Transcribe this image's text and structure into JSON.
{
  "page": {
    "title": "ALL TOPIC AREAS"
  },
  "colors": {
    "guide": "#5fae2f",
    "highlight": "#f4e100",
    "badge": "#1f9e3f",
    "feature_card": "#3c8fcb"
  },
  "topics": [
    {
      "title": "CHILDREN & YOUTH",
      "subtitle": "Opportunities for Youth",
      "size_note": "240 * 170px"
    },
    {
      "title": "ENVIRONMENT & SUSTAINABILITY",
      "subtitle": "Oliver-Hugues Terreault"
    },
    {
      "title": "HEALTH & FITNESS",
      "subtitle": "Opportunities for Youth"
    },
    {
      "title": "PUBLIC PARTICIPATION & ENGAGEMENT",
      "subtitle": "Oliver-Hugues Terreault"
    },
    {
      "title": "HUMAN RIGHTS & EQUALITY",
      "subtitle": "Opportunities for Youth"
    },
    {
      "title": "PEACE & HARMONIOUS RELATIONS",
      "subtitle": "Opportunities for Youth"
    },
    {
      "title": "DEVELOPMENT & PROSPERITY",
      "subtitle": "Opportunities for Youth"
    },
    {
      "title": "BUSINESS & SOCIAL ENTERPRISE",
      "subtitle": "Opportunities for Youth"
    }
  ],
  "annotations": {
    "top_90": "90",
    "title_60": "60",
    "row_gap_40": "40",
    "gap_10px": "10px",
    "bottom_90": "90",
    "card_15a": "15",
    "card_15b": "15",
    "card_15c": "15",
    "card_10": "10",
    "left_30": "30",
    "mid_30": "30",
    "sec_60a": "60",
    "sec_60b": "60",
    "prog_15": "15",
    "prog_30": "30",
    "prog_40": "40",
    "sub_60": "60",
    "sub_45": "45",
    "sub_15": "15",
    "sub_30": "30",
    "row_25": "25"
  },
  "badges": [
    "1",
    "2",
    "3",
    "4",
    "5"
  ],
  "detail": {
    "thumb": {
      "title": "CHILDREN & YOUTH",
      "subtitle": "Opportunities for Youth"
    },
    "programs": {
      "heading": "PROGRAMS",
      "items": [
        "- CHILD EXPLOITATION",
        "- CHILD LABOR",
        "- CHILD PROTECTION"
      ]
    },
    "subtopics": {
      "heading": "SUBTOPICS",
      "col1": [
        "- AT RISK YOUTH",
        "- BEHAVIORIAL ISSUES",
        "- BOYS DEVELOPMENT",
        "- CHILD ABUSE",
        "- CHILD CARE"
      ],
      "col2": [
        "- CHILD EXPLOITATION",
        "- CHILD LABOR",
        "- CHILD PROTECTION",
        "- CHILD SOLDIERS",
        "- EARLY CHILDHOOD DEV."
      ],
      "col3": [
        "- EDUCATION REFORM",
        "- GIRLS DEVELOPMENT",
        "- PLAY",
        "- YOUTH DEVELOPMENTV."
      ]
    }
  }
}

○ ○ ○ ○ ○

Exercise directions:
Repeat every entry word for word.

Solution to the exercise:
Transcribe this image's text and structure into JSON.
{
  "page": {
    "title": "ALL TOPIC AREAS"
  },
  "colors": {
    "guide": "#5fae2f",
    "highlight": "#f4e100",
    "badge": "#1f9e3f",
    "feature_card": "#3c8fcb"
  },
  "topics": [
    {
      "title": "CHILDREN & YOUTH",
      "subtitle": "Opportunities for Youth",
      "size_note": "240 * 170px"
    },
    {
      "title": "ENVIRONMENT & SUSTAINABILITY",
      "subtitle": "Oliver-Hugues Terreault"
    },
    {
      "title": "HEALTH & FITNESS",
      "subtitle": "Opportunities for Youth"
    },
    {
      "title": "PUBLIC PARTICIPATION & ENGAGEMENT",
      "subtitle": "Oliver-Hugues Terreault"
    },
    {
      "title": "HUMAN RIGHTS & EQUALITY",
      "subtitle": "Opportunities for Youth"
    },
    {
      "title": "PEACE & HARMONIOUS RELATIONS",
      "subtitle": "Opportunities for Youth"
    },
    {
      "title": "DEVELOPMENT & PROSPERITY",
      "subtitle": "Opportunities for Youth"
    },
    {
      "title": "BUSINESS & SOCIAL ENTERPRISE",
      "subtitle": "Opportunities for Youth"
    }
  ],
  "annotations": {
    "top_90": "90",
    "title_60": "60",
    "row_gap_40": "40",
    "gap_10px": "10px",
    "bottom_90": "90",
    "card_15a": "15",
    "card_15b": "15",
    "card_15c": "15",
    "card_10": "10",
    "left_30": "30",
    "mid_30": "30",
    "sec_60a": "60",
    "sec_60b": "60",
    "prog_15": "15",
    "prog_30": "30",
    "prog_40": "40",
    "sub_60": "60",
    "sub_45": "45",
    "sub_15": "15",
    "sub_30": "30",
    "row_25": "25"
  },
  "badges": [
    "1",
    "2",
    "3",
    "4",
    "5"
  ],
  "detail": {
    "thumb": {
      "title": "CHILDREN & YOUTH",
      "subtitle": "Opportunities for Youth"
    },
    "programs": {
      "heading": "PROGRAMS",
      "items": [
        "- CHILD EXPLOITATION",
        "- CHILD LABOR",
        "- CHILD PROTECTION"
      ]
    },
    "subtopics": {
      "heading": "SUBTOPICS",
      "col1": [
        "- AT RISK YOUTH",
        "- BEHAVIORIAL ISSUES",
        "- BOYS DEVELOPMENT",
        "- CHILD ABUSE",
        "- CHILD CARE"
      ],
      "col2": [
        "- CHILD EXPLOITATION",
        "- CHILD LABOR",
        "- CHILD PROTECTION",
        "- CHILD SOLDIERS",
        "- EARLY CHILDHOOD DEV."
      ],
      "col3": [
        "- EDUCATION REFORM",
        "- GIRLS DEVELOPMENT",
        "- PLAY",
        "- YOUTH DEVELOPMENTV."
      ]
    }
  }
}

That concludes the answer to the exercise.